*Exercise details*.
Identify each line below containing the string "JSON" and copy it.

Entries with figure data:
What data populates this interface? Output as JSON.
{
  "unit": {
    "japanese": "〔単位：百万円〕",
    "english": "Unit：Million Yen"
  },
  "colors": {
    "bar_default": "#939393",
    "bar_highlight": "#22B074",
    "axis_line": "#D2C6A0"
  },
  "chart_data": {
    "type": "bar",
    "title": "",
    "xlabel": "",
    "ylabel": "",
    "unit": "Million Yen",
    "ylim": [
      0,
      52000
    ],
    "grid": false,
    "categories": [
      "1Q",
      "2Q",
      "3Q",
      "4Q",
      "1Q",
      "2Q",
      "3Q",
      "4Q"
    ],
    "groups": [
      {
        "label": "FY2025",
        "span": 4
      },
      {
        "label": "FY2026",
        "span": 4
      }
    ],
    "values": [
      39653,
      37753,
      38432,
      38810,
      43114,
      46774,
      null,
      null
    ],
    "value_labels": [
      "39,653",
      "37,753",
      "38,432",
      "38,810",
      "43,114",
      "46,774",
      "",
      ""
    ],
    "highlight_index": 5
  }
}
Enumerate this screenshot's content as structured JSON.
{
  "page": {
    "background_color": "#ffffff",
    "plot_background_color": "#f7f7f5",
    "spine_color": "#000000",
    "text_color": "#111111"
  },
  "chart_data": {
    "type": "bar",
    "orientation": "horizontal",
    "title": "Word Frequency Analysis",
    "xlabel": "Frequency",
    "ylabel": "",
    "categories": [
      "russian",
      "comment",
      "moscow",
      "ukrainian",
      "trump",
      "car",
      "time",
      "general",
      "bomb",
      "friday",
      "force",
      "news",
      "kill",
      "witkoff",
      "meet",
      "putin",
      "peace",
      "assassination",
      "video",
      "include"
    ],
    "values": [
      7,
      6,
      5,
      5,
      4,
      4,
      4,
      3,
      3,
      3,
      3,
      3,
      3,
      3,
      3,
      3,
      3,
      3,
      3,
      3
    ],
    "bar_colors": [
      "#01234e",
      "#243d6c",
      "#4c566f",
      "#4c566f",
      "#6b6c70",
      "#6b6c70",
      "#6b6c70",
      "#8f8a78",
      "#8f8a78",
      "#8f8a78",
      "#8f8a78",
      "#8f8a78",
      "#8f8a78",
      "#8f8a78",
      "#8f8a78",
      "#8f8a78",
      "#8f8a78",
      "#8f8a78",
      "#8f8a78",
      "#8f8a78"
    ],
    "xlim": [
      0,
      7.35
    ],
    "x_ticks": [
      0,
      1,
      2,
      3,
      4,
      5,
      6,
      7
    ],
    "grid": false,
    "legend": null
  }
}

*Reply*.
What data populates this interface? Output as JSON.
Enumerate this screenshot's content as structured JSON.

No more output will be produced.